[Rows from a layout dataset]
+ + + + + + +

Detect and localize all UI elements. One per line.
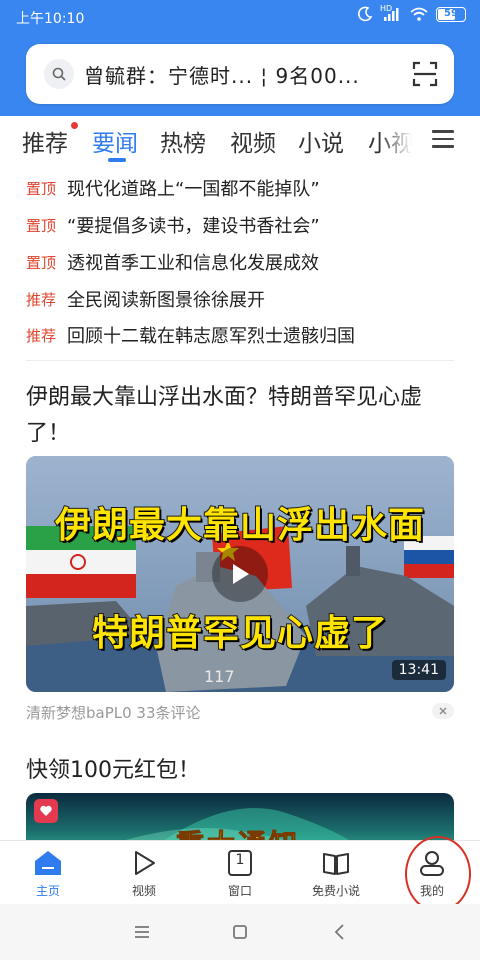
notification-dot [71, 122, 78, 129]
tab-recommend[interactable]: 推荐 [22, 124, 68, 158]
status-bar: 上午10:10 HD 59 [0, 0, 480, 34]
tab-hot[interactable]: 热榜 [160, 124, 206, 158]
status-time: 上午10:10 [16, 11, 85, 27]
tab-video[interactable]: 视频 [230, 124, 276, 158]
battery-icon: 59 [436, 6, 466, 22]
headline-title: 全民阅读新图景徐徐展开 [67, 290, 265, 311]
header: 上午10:10 HD 59 曾毓群：宁德时... ¦ 9名00... [0, 0, 480, 116]
video-thumbnail[interactable]: 117 伊朗最大靠山浮出水面 特朗普罕见心虚了 13:41 [26, 456, 454, 692]
highlight-annotation [405, 836, 471, 912]
headline-title: 现代化道路上“一国都不能掉队” [67, 179, 320, 200]
headline-tag: 推荐 [26, 326, 57, 345]
video-caption-bottom: 特朗普罕见心虚了 [91, 612, 388, 655]
active-tab-indicator [108, 158, 126, 162]
nav-window[interactable]: 1 窗口 [192, 841, 288, 905]
play-icon [135, 851, 155, 875]
status-icons: HD 59 [357, 4, 466, 22]
tab-novel[interactable]: 小说 [298, 124, 344, 158]
system-nav-bar [0, 904, 480, 960]
search-icon [44, 59, 74, 89]
headline-tag: 推荐 [26, 290, 57, 309]
video-duration: 13:41 [391, 660, 446, 680]
recent-apps-icon[interactable] [130, 920, 154, 944]
nav-label: 视频 [131, 884, 156, 898]
headline-item[interactable]: 置顶 “要提倡多读书，建设书香社会” [26, 210, 320, 240]
search-input[interactable]: 曾毓群：宁德时... ¦ 9名00... [84, 60, 384, 89]
home-icon [35, 851, 61, 875]
headline-title: “要提倡多读书，建设书香社会” [67, 216, 320, 237]
article-meta: 清新梦想baPL0 33条评论 [26, 704, 201, 722]
promo-title[interactable]: 快领100元红包！ [26, 752, 200, 784]
nav-label: 主页 [35, 884, 60, 898]
signal-icon: HD [380, 4, 402, 22]
window-count: 1 [235, 852, 245, 868]
headline-title: 回顾十二载在韩志愿军烈士遗骸归国 [67, 326, 355, 347]
network-label: HD [380, 4, 393, 13]
back-icon[interactable] [328, 920, 352, 944]
menu-icon[interactable] [432, 130, 454, 148]
wifi-icon [410, 7, 428, 21]
nav-free-novel[interactable]: 免费小说 [288, 841, 384, 905]
nav-label: 免费小说 [311, 884, 360, 898]
headline-tag: 置顶 [26, 253, 57, 272]
article-title[interactable]: 伊朗最大靠山浮出水面？特朗普罕见心虚了！ [26, 380, 454, 452]
search-bar[interactable]: 曾毓群：宁德时... ¦ 9名00... [26, 44, 454, 104]
battery-level: 59 [444, 7, 458, 19]
headline-tag: 置顶 [26, 216, 57, 235]
headline-item[interactable]: 推荐 全民阅读新图景徐徐展开 [26, 284, 265, 314]
ship-number: 117 [204, 667, 235, 686]
home-button-icon[interactable] [228, 920, 252, 944]
divider [26, 360, 454, 361]
app-logo-icon [34, 799, 58, 823]
book-icon [323, 853, 349, 875]
tab-news[interactable]: 要闻 [92, 124, 138, 158]
close-icon[interactable] [432, 703, 454, 719]
nav-label: 窗口 [227, 884, 252, 898]
headline-item[interactable]: 置顶 现代化道路上“一国都不能掉队” [26, 173, 320, 203]
headline-tag: 置顶 [26, 179, 57, 198]
headline-title: 透视首季工业和信息化发展成效 [67, 253, 319, 274]
headline-item[interactable]: 推荐 回顾十二载在韩志愿军烈士遗骸归国 [26, 320, 355, 350]
video-caption-top: 伊朗最大靠山浮出水面 [54, 504, 425, 547]
headline-item[interactable]: 置顶 透视首季工业和信息化发展成效 [26, 247, 319, 277]
play-icon[interactable] [212, 546, 268, 602]
scan-icon[interactable] [412, 61, 438, 87]
moon-icon [358, 6, 373, 22]
nav-home[interactable]: 主页 [0, 841, 96, 905]
nav-video[interactable]: 视频 [96, 841, 192, 905]
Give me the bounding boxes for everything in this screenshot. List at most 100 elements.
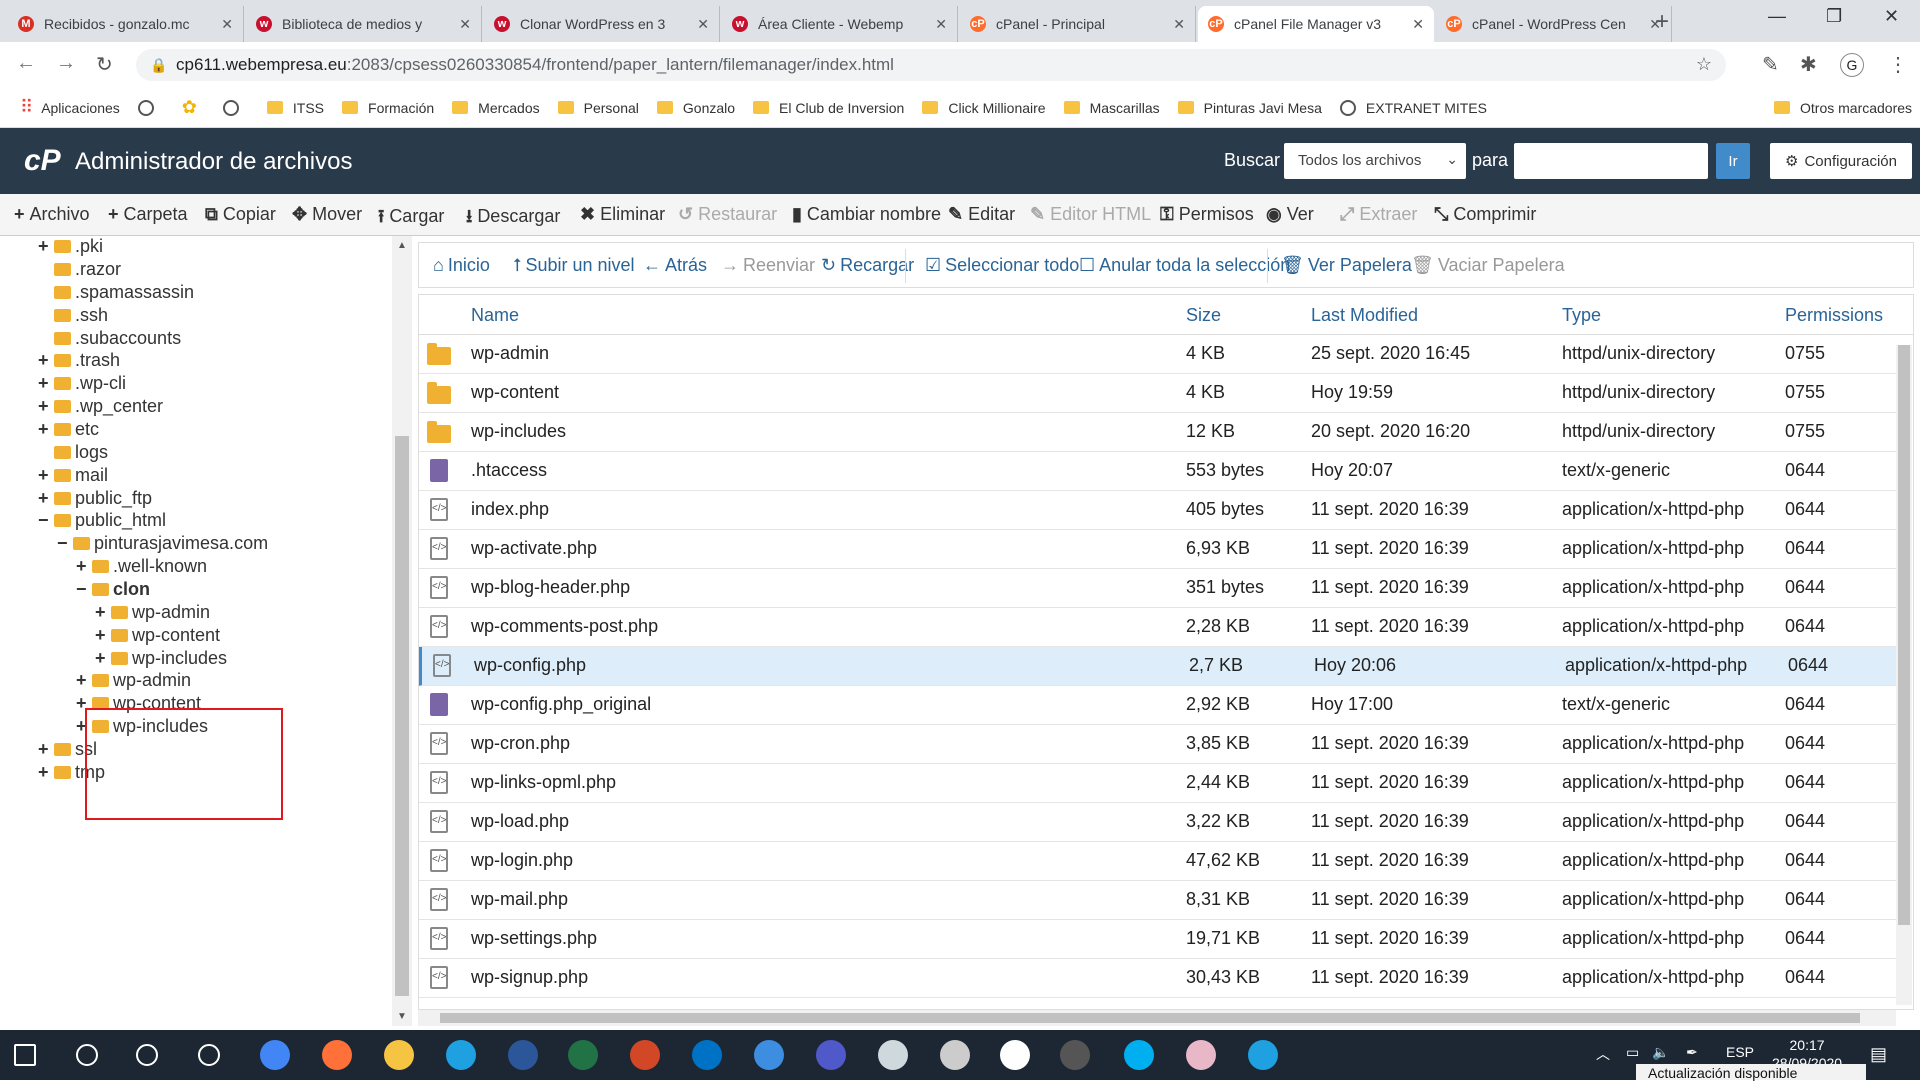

+ + + + + + +

→ **BRIEF**: Rewrite all of the material above as a Markdown table with the columns Row and Line, one numbered row per non-blank line. Leave the pictures out.

→ **WORKED SOLUTION**:
| Row | Line |
|---|---|
| 1 | Detect and localize all UI elements. One per line. |
| 2 | notification-dot [71, 122, 78, 129] |
| 3 | tab-recommend[interactable]: 推荐 [22, 124, 68, 158] |
| 4 | status-bar: 上午10:10 HD 59 [0, 0, 480, 34] |
| 5 | tab-hot[interactable]: 热榜 [160, 124, 206, 158] |
| 6 | status-time: 上午10:10 [16, 11, 85, 27] |
| 7 | tab-video[interactable]: 视频 [230, 124, 276, 158] |
| 8 | battery-icon: 59 [436, 6, 466, 22] |
| 9 | headline-title: 全民阅读新图景徐徐展开 [67, 290, 265, 311] |
| 10 | header: 上午10:10 HD 59 曾毓群：宁德时... ¦ 9名00... [0, 0, 480, 116] |
| 11 | video-thumbnail[interactable]: 117 伊朗最大靠山浮出水面 特朗普罕见心虚了 13:41 [26, 456, 454, 692] |
| 12 | highlight-annotation [405, 836, 471, 912] |
| 13 | headline-title: 现代化道路上“一国都不能掉队” [67, 179, 320, 200] |
| 14 | headline-tag: 推荐 [26, 326, 57, 345] |
| 15 | video-caption-bottom: 特朗普罕见心虚了 [91, 612, 388, 655] |
| 16 | active-tab-indicator [108, 158, 126, 162] |
| 17 | nav-window[interactable]: 1 窗口 [192, 841, 288, 905] |
| 18 | play-icon [135, 851, 155, 875] |
| 19 | status-icons: HD 59 [357, 4, 466, 22] |
| 20 | tab-novel[interactable]: 小说 [298, 124, 344, 158] |
| 21 | system-nav-bar [0, 904, 480, 960] |
| 22 | search-icon [44, 59, 74, 89] |
| 23 | headline-tag: 推荐 [26, 290, 57, 309] |
| 24 | video-duration: 13:41 [391, 660, 446, 680] |
| 25 | recent-apps-icon[interactable] [130, 920, 154, 944] |
| 26 | nav-label: 视频 [131, 884, 156, 898] |
| 27 | headline-item[interactable]: 置顶 “要提倡多读书，建设书香社会” [26, 210, 320, 240] |
| 28 | search-input[interactable]: 曾毓群：宁德时... ¦ 9名00... [84, 60, 384, 89] |
| 29 | home-icon [35, 851, 61, 875] |
| 30 | headline-title: “要提倡多读书，建设书香社会” [67, 216, 320, 237] |
| 31 | article-meta: 清新梦想baPL0 33条评论 [26, 704, 201, 722] |
| 32 | promo-title[interactable]: 快领100元红包！ [26, 752, 200, 784] |
| 33 | nav-label: 主页 [35, 884, 60, 898] |
| 34 | signal-icon: HD [380, 4, 402, 22] |
| 35 | window-count: 1 [235, 852, 245, 868] |
| 36 | headline-title: 回顾十二载在韩志愿军烈士遗骸归国 [67, 326, 355, 347] |
| 37 | network-label: HD [380, 4, 393, 13] |
| 38 | back-icon[interactable] [328, 920, 352, 944] |
| 39 | menu-icon[interactable] [432, 130, 454, 148] |
| 40 | wifi-icon [410, 7, 428, 21] |
| 41 | nav-free-novel[interactable]: 免费小说 [288, 841, 384, 905] |
| 42 | nav-label: 免费小说 [311, 884, 360, 898] |
| 43 | headline-tag: 置顶 [26, 253, 57, 272] |
| 44 | article-title[interactable]: 伊朗最大靠山浮出水面？特朗普罕见心虚了！ [26, 380, 454, 452] |
| 45 | search-bar[interactable]: 曾毓群：宁德时... ¦ 9名00... [26, 44, 454, 104] |
| 46 | battery-level: 59 [444, 7, 458, 19] |
| 47 | headline-tag: 置顶 [26, 216, 57, 235] |
| 48 | headline-item[interactable]: 推荐 全民阅读新图景徐徐展开 [26, 284, 265, 314] |
| 49 | ship-number: 117 [204, 667, 235, 686] |
| 50 | home-button-icon[interactable] [228, 920, 252, 944] |
| 51 | divider [26, 360, 454, 361] |
| 52 | app-logo-icon [34, 799, 58, 823] |
| 53 | book-icon [323, 853, 349, 875] |
| 54 | tab-news[interactable]: 要闻 [92, 124, 138, 158] |
| 55 | close-icon[interactable] [432, 703, 454, 719] |
| 56 | nav-label: 窗口 [227, 884, 252, 898] |
| 57 | headline-item[interactable]: 置顶 现代化道路上“一国都不能掉队” [26, 173, 320, 203] |
| 58 | headline-tag: 置顶 [26, 179, 57, 198] |
| 59 | headline-title: 透视首季工业和信息化发展成效 [67, 253, 319, 274] |
| 60 | headline-item[interactable]: 推荐 回顾十二载在韩志愿军烈士遗骸归国 [26, 320, 355, 350] |
| 61 | video-caption-top: 伊朗最大靠山浮出水面 [54, 504, 425, 547] |
| 62 | headline-item[interactable]: 置顶 透视首季工业和信息化发展成效 [26, 247, 319, 277] |
| 63 | play-icon[interactable] [212, 546, 268, 602] |
| 64 | scan-icon[interactable] [412, 61, 438, 87] |
| 65 | moon-icon [358, 6, 373, 22] |
| 66 | nav-home[interactable]: 主页 [0, 841, 96, 905] |
| 67 | nav-video[interactable]: 视频 [96, 841, 192, 905] |
| 68 | Give me the bounding boxes for everything in this screenshot. List at most 100 elements. |